TASK TO COMPLETE -
Check each line below for "colors" and report how many have it, nothing else.

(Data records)

·····

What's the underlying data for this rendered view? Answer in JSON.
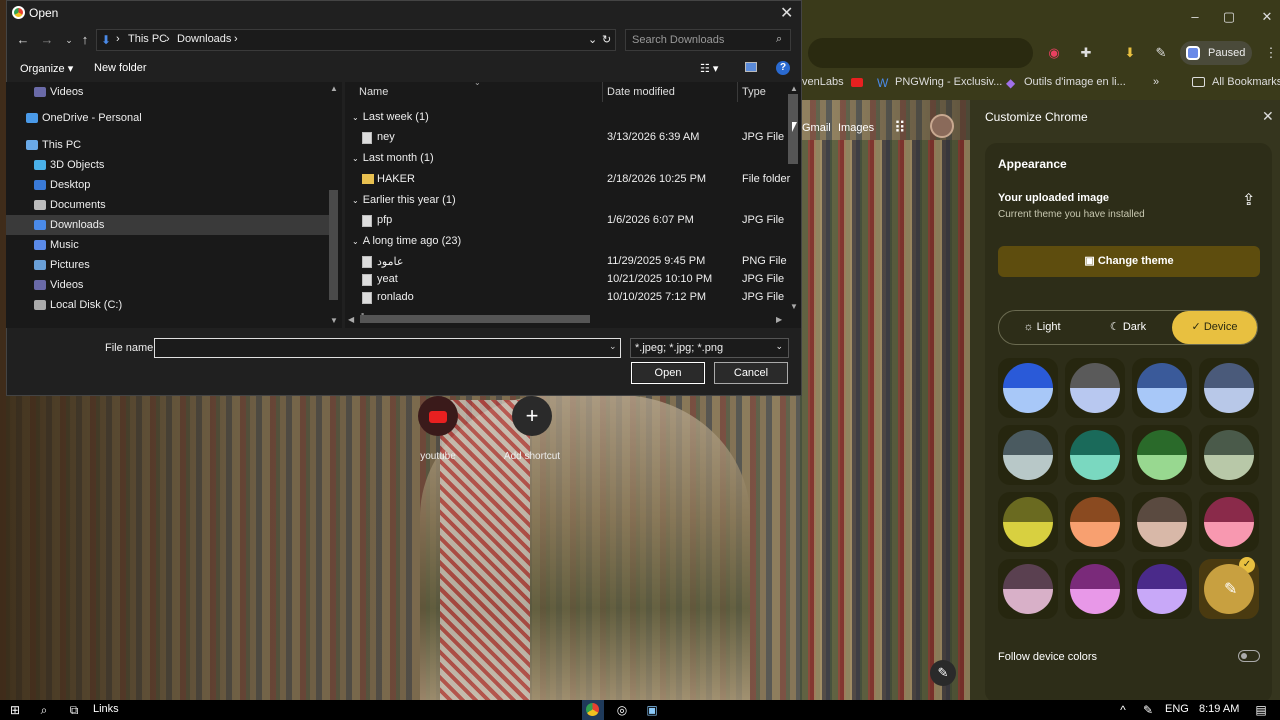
{
  "dialog": {
    "title": "Open",
    "breadcrumb": [
      "This PC",
      "Downloads"
    ],
    "search_placeholder": "Search Downloads",
    "toolbar": {
      "organize": "Organize ▾",
      "new_folder": "New folder"
    },
    "nav_items": [
      {
        "label": "Videos",
        "indent": 1
      },
      {
        "label": "OneDrive - Personal",
        "indent": 0
      },
      {
        "label": "This PC",
        "indent": 0
      },
      {
        "label": "3D Objects",
        "indent": 1
      },
      {
        "label": "Desktop",
        "indent": 1
      },
      {
        "label": "Documents",
        "indent": 1
      },
      {
        "label": "Downloads",
        "indent": 1,
        "selected": true
      },
      {
        "label": "Music",
        "indent": 1
      },
      {
        "label": "Pictures",
        "indent": 1
      },
      {
        "label": "Videos",
        "indent": 1
      },
      {
        "label": "Local Disk (C:)",
        "indent": 1
      }
    ],
    "columns": {
      "name": "Name",
      "date": "Date modified",
      "type": "Type"
    },
    "groups": [
      {
        "label": "Last week (1)",
        "files": [
          {
            "name": "ney",
            "date": "3/13/2026 6:39 AM",
            "type": "JPG File",
            "icon": "image-file-icon"
          }
        ]
      },
      {
        "label": "Last month (1)",
        "files": [
          {
            "name": "HAKER",
            "date": "2/18/2026 10:25 PM",
            "type": "File folder",
            "icon": "folder-icon"
          }
        ]
      },
      {
        "label": "Earlier this year (1)",
        "files": [
          {
            "name": "pfp",
            "date": "1/6/2026 6:07 PM",
            "type": "JPG File",
            "icon": "image-file-icon"
          }
        ]
      },
      {
        "label": "A long time ago (23)",
        "files": [
          {
            "name": "عامود",
            "date": "11/29/2025 9:45 PM",
            "type": "PNG File",
            "icon": "image-file-icon"
          },
          {
            "name": "yeat",
            "date": "10/21/2025 10:10 PM",
            "type": "JPG File",
            "icon": "image-file-icon"
          },
          {
            "name": "ronlado",
            "date": "10/10/2025 7:12 PM",
            "type": "JPG File",
            "icon": "image-file-icon"
          }
        ]
      }
    ],
    "file_name_label": "File name:",
    "file_name_value": "",
    "file_type": "*.jpeg; *.jpg; *.png",
    "open_label": "Open",
    "cancel_label": "Cancel"
  },
  "browser": {
    "paused_label": "Paused",
    "bookmarks": [
      "venLabs",
      "PNGWing - Exclusiv...",
      "Outils d'image en li...",
      "All Bookmarks"
    ],
    "ntp_links": [
      "Gmail",
      "Images"
    ],
    "shortcuts": [
      {
        "label": "youtube"
      },
      {
        "label": "Add shortcut"
      }
    ]
  },
  "customize": {
    "title": "Customize Chrome",
    "appearance": "Appearance",
    "uploaded_title": "Your uploaded image",
    "uploaded_sub": "Current theme you have installed",
    "change_theme": "Change theme",
    "modes": [
      "Light",
      "Dark",
      "Device"
    ],
    "follow_device": "Follow device colors",
    "swatches": [
      [
        "#2a5ad8",
        "#a8c8f8"
      ],
      [
        "#5a5a5a",
        "#b8c8f0"
      ],
      [
        "#3a5a9a",
        "#a8c8f8"
      ],
      [
        "#4a5a7a",
        "#b8c8e8"
      ],
      [
        "#4a5a60",
        "#b8c8c8"
      ],
      [
        "#1a6a5a",
        "#7ad8c0"
      ],
      [
        "#2a6a2a",
        "#98d890"
      ],
      [
        "#4a5a4a",
        "#b8c8a8"
      ],
      [
        "#6a6a20",
        "#d8d040"
      ],
      [
        "#8a4a20",
        "#f8a070"
      ],
      [
        "#5a4a40",
        "#d8b8a8"
      ],
      [
        "#8a2a4a",
        "#f898b0"
      ],
      [
        "#5a4050",
        "#d8b0c8"
      ],
      [
        "#7a2a7a",
        "#e898e8"
      ],
      [
        "#4a2a8a",
        "#c8a8f8"
      ],
      [
        "#7a6a20",
        "#c8a040"
      ]
    ]
  },
  "taskbar": {
    "links": "Links",
    "lang": "ENG",
    "time": "8:19 AM"
  }
}
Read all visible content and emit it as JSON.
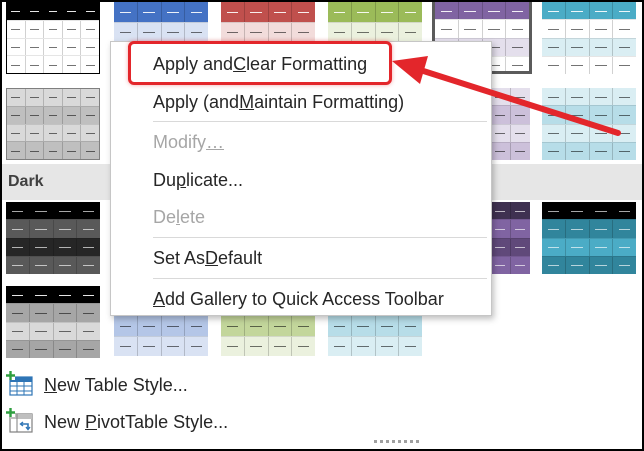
{
  "gallery": {
    "section_dark_label": "Dark",
    "colors": {
      "black": "#000000",
      "blue": "#4472c4",
      "red": "#c0504d",
      "green": "#9bbb59",
      "purple": "#8064a2",
      "teal": "#4bacc6",
      "gray": "#7f7f7f"
    }
  },
  "context_menu": {
    "items": [
      {
        "pre": "Apply and ",
        "key": "C",
        "post": "lear Formatting",
        "disabled": false
      },
      {
        "pre": "Apply (and ",
        "key": "M",
        "post": "aintain Formatting)",
        "disabled": false
      },
      {
        "pre": "Modify",
        "key": "…",
        "post": "",
        "disabled": true
      },
      {
        "pre": "Du",
        "key": "p",
        "post": "licate...",
        "disabled": false
      },
      {
        "pre": "De",
        "key": "l",
        "post": "ete",
        "disabled": true
      },
      {
        "pre": "Set As ",
        "key": "D",
        "post": "efault",
        "disabled": false
      },
      {
        "pre": "",
        "key": "A",
        "post": "dd Gallery to Quick Access Toolbar",
        "disabled": false
      }
    ]
  },
  "commands": {
    "new_table_style": {
      "pre": "",
      "key": "N",
      "post": "ew Table Style..."
    },
    "new_pivot_style": {
      "pre": "New ",
      "key": "P",
      "post": "ivotTable Style..."
    }
  },
  "annotation": {
    "color": "#e3262b"
  }
}
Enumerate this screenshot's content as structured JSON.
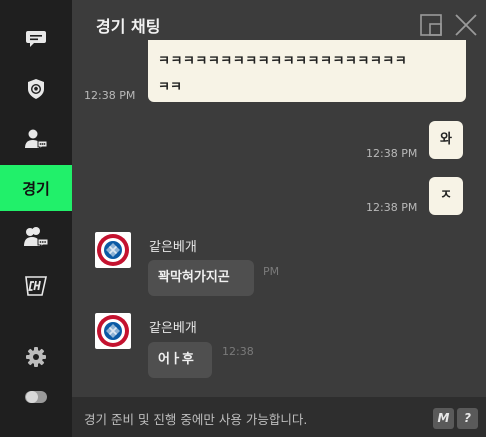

·····

SOLUTION BELOW -
2